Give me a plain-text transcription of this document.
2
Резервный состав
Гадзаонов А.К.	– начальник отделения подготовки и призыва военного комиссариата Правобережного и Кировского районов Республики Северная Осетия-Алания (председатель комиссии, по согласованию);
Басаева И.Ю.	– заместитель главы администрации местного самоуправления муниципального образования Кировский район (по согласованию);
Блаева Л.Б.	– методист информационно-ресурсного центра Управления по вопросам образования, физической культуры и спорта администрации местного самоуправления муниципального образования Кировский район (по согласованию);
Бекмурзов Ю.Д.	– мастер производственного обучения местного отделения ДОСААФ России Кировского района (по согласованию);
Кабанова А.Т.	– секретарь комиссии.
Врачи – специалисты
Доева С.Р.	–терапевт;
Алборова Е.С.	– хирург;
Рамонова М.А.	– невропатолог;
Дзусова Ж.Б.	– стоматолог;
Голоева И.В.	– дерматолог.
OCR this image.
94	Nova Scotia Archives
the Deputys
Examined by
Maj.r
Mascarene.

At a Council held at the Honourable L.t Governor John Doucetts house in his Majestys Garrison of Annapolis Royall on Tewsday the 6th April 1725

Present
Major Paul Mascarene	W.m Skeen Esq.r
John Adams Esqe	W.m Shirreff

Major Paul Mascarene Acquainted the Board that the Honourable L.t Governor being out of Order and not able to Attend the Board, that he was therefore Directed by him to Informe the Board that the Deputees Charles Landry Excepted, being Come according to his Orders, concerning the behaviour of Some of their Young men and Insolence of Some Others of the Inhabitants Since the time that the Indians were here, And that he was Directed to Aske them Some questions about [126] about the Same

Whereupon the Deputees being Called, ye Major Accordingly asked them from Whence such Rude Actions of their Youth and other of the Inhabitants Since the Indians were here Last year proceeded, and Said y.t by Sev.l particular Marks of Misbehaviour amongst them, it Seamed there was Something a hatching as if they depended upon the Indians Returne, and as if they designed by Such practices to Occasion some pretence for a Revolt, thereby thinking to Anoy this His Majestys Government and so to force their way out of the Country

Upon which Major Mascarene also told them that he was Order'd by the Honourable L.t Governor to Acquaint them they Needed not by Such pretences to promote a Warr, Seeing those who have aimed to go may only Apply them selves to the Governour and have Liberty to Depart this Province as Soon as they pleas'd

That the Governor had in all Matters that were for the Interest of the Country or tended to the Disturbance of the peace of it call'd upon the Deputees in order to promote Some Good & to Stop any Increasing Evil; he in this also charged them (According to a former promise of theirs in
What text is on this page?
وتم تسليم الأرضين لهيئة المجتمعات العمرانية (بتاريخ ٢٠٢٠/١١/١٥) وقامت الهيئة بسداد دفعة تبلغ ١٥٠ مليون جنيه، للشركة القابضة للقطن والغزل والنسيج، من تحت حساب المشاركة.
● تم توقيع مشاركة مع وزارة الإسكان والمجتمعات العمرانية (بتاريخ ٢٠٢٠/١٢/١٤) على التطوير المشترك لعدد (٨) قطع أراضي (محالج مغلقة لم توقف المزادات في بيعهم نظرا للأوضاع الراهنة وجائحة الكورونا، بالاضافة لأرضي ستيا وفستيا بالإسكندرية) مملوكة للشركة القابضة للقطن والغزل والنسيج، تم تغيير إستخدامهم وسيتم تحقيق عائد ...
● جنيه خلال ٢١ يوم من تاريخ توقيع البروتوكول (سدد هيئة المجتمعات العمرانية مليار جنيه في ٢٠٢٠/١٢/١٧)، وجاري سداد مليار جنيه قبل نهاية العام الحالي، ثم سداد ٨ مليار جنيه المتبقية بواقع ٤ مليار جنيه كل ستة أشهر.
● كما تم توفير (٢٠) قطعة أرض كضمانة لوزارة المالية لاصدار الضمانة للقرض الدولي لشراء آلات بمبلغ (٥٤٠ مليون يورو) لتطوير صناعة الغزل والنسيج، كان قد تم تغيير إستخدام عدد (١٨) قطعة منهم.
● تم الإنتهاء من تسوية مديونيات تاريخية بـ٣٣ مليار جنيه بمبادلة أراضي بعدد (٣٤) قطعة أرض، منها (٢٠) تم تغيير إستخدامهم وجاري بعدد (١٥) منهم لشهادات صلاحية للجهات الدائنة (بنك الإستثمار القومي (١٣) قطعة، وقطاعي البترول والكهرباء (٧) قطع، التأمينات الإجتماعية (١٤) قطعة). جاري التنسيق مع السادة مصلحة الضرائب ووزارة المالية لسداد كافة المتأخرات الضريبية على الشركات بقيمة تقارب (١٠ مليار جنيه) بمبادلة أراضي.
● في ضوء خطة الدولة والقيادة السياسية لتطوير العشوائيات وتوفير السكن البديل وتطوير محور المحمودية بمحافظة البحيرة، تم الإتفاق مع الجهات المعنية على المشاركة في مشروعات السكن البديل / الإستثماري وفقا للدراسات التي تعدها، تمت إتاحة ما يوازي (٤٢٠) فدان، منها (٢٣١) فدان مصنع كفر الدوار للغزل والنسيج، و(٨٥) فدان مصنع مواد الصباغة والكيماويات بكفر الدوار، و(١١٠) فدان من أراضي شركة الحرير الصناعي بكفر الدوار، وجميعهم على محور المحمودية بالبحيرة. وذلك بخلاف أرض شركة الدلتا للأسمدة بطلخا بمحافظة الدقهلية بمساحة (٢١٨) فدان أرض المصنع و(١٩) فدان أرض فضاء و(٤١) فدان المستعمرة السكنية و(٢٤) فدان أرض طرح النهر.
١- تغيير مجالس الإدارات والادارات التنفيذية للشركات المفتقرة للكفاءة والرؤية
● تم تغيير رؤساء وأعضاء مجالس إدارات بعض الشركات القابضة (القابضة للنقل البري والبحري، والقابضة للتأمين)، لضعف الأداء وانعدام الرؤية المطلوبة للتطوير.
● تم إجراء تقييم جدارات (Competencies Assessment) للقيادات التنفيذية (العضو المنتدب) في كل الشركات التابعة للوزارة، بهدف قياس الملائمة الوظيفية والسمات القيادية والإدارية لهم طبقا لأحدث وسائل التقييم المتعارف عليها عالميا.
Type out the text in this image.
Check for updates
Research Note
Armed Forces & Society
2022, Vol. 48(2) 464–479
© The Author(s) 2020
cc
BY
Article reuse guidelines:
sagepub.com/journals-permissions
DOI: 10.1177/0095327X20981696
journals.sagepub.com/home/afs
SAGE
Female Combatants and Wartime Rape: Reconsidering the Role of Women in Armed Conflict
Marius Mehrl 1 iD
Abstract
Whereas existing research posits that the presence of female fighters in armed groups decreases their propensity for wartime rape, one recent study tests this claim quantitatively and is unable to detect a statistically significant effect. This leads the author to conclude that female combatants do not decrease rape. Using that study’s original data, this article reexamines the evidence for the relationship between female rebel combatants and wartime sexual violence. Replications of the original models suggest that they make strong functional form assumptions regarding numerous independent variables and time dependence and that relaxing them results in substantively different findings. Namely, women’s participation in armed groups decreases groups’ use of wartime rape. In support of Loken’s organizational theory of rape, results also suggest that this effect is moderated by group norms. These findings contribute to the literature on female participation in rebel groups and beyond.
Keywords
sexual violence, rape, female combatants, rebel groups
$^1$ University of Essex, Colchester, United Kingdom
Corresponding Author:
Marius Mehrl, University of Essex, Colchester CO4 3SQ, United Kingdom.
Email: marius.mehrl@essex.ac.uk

---+---

> _GIVEN EXERCISE_
List each line holding the string "самоуправления".

> _EXERCISE SOLUTION_
Басаева И.Ю.	– заместитель главы администрации местного самоуправления муниципального образования Кировский район (по согласованию);
Блаева Л.Б.	– методист информационно-ресурсного центра Управления по вопросам образования, физической культуры и спорта администрации местного самоуправления муниципального образования Кировский район (по согласованию);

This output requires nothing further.